TASK DESCRIPTION - All entries below are to be set down again, identical to the source.

Data entries -
----

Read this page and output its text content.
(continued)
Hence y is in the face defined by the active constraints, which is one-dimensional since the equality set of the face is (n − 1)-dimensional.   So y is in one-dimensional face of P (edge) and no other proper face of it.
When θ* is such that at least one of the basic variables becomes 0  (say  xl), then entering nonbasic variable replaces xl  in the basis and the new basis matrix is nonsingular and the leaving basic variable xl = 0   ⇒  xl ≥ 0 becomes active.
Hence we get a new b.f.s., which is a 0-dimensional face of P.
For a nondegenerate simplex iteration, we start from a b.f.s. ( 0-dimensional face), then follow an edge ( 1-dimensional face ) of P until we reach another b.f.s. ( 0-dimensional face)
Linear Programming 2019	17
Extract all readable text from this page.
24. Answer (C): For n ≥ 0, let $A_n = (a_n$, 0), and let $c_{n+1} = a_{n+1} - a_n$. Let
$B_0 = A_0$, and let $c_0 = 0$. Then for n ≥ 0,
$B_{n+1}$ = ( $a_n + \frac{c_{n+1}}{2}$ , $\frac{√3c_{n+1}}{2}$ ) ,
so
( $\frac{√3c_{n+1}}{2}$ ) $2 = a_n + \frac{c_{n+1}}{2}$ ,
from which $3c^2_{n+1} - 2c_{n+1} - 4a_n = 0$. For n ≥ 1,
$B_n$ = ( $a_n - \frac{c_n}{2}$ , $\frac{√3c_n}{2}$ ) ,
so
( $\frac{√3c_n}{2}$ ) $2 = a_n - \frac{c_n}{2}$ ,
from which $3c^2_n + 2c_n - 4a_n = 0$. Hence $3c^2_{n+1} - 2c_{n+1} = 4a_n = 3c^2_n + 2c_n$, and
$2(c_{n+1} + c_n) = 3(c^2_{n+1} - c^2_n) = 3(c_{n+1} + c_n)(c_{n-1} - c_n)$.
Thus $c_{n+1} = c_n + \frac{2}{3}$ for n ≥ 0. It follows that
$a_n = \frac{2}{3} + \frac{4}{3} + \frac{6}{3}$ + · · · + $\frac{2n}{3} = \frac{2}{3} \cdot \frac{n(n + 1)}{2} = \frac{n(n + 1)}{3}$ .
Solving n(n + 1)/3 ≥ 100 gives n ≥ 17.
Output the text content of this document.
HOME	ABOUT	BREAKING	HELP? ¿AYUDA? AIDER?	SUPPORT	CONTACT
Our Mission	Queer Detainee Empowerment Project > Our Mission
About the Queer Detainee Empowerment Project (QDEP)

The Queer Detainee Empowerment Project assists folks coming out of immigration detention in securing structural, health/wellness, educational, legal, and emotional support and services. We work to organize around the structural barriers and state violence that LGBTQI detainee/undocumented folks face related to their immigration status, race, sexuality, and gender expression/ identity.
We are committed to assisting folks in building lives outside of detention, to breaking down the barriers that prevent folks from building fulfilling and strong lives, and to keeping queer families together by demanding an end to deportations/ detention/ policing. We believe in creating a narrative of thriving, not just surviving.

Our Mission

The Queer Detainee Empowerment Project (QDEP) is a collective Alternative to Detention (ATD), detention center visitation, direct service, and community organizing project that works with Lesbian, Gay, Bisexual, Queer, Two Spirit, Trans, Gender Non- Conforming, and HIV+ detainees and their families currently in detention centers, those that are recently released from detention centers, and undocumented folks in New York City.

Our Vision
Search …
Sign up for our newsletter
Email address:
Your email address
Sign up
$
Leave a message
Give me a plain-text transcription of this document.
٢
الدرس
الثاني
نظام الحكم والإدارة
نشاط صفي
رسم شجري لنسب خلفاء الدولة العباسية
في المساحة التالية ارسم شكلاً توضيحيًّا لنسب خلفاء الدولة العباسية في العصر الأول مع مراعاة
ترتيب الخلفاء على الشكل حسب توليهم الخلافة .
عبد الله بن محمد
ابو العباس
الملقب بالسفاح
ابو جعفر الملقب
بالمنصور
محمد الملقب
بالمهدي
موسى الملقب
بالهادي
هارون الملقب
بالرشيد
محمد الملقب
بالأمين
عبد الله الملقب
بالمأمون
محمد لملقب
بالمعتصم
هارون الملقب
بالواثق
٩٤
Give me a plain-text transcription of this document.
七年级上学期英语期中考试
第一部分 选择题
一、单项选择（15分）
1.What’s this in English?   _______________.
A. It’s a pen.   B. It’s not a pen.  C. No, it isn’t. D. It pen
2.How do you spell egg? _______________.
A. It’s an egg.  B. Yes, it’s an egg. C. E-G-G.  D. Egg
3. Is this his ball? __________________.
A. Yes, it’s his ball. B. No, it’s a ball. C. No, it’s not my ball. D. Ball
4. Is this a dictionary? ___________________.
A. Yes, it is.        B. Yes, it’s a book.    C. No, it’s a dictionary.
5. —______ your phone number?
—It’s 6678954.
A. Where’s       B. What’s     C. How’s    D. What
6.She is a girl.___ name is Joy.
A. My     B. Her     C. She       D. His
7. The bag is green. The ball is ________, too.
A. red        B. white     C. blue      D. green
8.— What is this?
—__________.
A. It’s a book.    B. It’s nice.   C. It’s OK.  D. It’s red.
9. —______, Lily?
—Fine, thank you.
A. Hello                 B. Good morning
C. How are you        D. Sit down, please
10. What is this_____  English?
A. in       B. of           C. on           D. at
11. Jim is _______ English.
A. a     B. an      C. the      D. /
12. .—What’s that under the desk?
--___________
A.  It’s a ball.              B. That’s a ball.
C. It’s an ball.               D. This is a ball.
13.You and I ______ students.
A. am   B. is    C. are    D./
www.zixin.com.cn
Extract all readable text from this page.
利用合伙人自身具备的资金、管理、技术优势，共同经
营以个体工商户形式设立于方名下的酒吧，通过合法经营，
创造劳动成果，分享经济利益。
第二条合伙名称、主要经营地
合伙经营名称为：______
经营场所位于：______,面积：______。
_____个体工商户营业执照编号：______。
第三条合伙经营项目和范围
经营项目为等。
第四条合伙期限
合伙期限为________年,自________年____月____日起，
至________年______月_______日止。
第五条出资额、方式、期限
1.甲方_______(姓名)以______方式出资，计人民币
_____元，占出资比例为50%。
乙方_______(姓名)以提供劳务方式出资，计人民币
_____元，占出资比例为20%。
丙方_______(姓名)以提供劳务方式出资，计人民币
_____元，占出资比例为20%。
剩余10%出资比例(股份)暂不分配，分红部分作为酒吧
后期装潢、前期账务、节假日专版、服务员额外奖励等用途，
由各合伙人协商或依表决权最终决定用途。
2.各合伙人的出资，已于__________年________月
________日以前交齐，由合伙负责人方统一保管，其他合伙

----

RESULT FOR THIS EXERCISE -
Read this page and output its text content.
(continued)
Hence y is in the face defined by the active constraints, which is one-dimensional since the equality set of the face is (n − 1)-dimensional.   So y is in one-dimensional face of P (edge) and no other proper face of it.
When θ* is such that at least one of the basic variables becomes 0  (say  xl), then entering nonbasic variable replaces xl  in the basis and the new basis matrix is nonsingular and the leaving basic variable xl = 0   ⇒  xl ≥ 0 becomes active.
Hence we get a new b.f.s., which is a 0-dimensional face of P.
For a nondegenerate simplex iteration, we start from a b.f.s. ( 0-dimensional face), then follow an edge ( 1-dimensional face ) of P until we reach another b.f.s. ( 0-dimensional face)
Linear Programming 2019	17
Extract all readable text from this page.
24. Answer (C): For n ≥ 0, let $A_n = (a_n$, 0), and let $c_{n+1} = a_{n+1} - a_n$. Let
$B_0 = A_0$, and let $c_0 = 0$. Then for n ≥ 0,
$B_{n+1}$ = ( $a_n + \frac{c_{n+1}}{2}$ , $\frac{√3c_{n+1}}{2}$ ) ,
so
( $\frac{√3c_{n+1}}{2}$ ) $2 = a_n + \frac{c_{n+1}}{2}$ ,
from which $3c^2_{n+1} - 2c_{n+1} - 4a_n = 0$. For n ≥ 1,
$B_n$ = ( $a_n - \frac{c_n}{2}$ , $\frac{√3c_n}{2}$ ) ,
so
( $\frac{√3c_n}{2}$ ) $2 = a_n - \frac{c_n}{2}$ ,
from which $3c^2_n + 2c_n - 4a_n = 0$. Hence $3c^2_{n+1} - 2c_{n+1} = 4a_n = 3c^2_n + 2c_n$, and
$2(c_{n+1} + c_n) = 3(c^2_{n+1} - c^2_n) = 3(c_{n+1} + c_n)(c_{n-1} - c_n)$.
Thus $c_{n+1} = c_n + \frac{2}{3}$ for n ≥ 0. It follows that
$a_n = \frac{2}{3} + \frac{4}{3} + \frac{6}{3}$ + · · · + $\frac{2n}{3} = \frac{2}{3} \cdot \frac{n(n + 1)}{2} = \frac{n(n + 1)}{3}$ .
Solving n(n + 1)/3 ≥ 100 gives n ≥ 17.
Output the text content of this document.
HOME	ABOUT	BREAKING	HELP? ¿AYUDA? AIDER?	SUPPORT	CONTACT
Our Mission	Queer Detainee Empowerment Project > Our Mission
About the Queer Detainee Empowerment Project (QDEP)

The Queer Detainee Empowerment Project assists folks coming out of immigration detention in securing structural, health/wellness, educational, legal, and emotional support and services. We work to organize around the structural barriers and state violence that LGBTQI detainee/undocumented folks face related to their immigration status, race, sexuality, and gender expression/ identity.
We are committed to assisting folks in building lives outside of detention, to breaking down the barriers that prevent folks from building fulfilling and strong lives, and to keeping queer families together by demanding an end to deportations/ detention/ policing. We believe in creating a narrative of thriving, not just surviving.

Our Mission

The Queer Detainee Empowerment Project (QDEP) is a collective Alternative to Detention (ATD), detention center visitation, direct service, and community organizing project that works with Lesbian, Gay, Bisexual, Queer, Two Spirit, Trans, Gender Non- Conforming, and HIV+ detainees and their families currently in detention centers, those that are recently released from detention centers, and undocumented folks in New York City.

Our Vision
Search …
Sign up for our newsletter
Email address:
Your email address
Sign up
$
Leave a message
Give me a plain-text transcription of this document.
٢
الدرس
الثاني
نظام الحكم والإدارة
نشاط صفي
رسم شجري لنسب خلفاء الدولة العباسية
في المساحة التالية ارسم شكلاً توضيحيًّا لنسب خلفاء الدولة العباسية في العصر الأول مع مراعاة
ترتيب الخلفاء على الشكل حسب توليهم الخلافة .
عبد الله بن محمد
ابو العباس
الملقب بالسفاح
ابو جعفر الملقب
بالمنصور
محمد الملقب
بالمهدي
موسى الملقب
بالهادي
هارون الملقب
بالرشيد
محمد الملقب
بالأمين
عبد الله الملقب
بالمأمون
محمد لملقب
بالمعتصم
هارون الملقب
بالواثق
٩٤
Give me a plain-text transcription of this document.
七年级上学期英语期中考试
第一部分 选择题
一、单项选择（15分）
1.What’s this in English?   _______________.
A. It’s a pen.   B. It’s not a pen.  C. No, it isn’t. D. It pen
2.How do you spell egg? _______________.
A. It’s an egg.  B. Yes, it’s an egg. C. E-G-G.  D. Egg
3. Is this his ball? __________________.
A. Yes, it’s his ball. B. No, it’s a ball. C. No, it’s not my ball. D. Ball
4. Is this a dictionary? ___________________.
A. Yes, it is.        B. Yes, it’s a book.    C. No, it’s a dictionary.
5. —______ your phone number?
—It’s 6678954.
A. Where’s       B. What’s     C. How’s    D. What
6.She is a girl.___ name is Joy.
A. My     B. Her     C. She       D. His
7. The bag is green. The ball is ________, too.
A. red        B. white     C. blue      D. green
8.— What is this?
—__________.
A. It’s a book.    B. It’s nice.   C. It’s OK.  D. It’s red.
9. —______, Lily?
—Fine, thank you.
A. Hello                 B. Good morning
C. How are you        D. Sit down, please
10. What is this_____  English?
A. in       B. of           C. on           D. at
11. Jim is _______ English.
A. a     B. an      C. the      D. /
12. .—What’s that under the desk?
--___________
A.  It’s a ball.              B. That’s a ball.
C. It’s an ball.               D. This is a ball.
13.You and I ______ students.
A. am   B. is    C. are    D./
www.zixin.com.cn
Extract all readable text from this page.
利用合伙人自身具备的资金、管理、技术优势，共同经
营以个体工商户形式设立于方名下的酒吧，通过合法经营，
创造劳动成果，分享经济利益。
第二条合伙名称、主要经营地
合伙经营名称为：______
经营场所位于：______,面积：______。
_____个体工商户营业执照编号：______。
第三条合伙经营项目和范围
经营项目为等。
第四条合伙期限
合伙期限为________年,自________年____月____日起，
至________年______月_______日止。
第五条出资额、方式、期限
1.甲方_______(姓名)以______方式出资，计人民币
_____元，占出资比例为50%。
乙方_______(姓名)以提供劳务方式出资，计人民币
_____元，占出资比例为20%。
丙方_______(姓名)以提供劳务方式出资，计人民币
_____元，占出资比例为20%。
剩余10%出资比例(股份)暂不分配，分红部分作为酒吧
后期装潢、前期账务、节假日专版、服务员额外奖励等用途，
由各合伙人协商或依表决权最终决定用途。
2.各合伙人的出资，已于__________年________月
________日以前交齐，由合伙负责人方统一保管，其他合伙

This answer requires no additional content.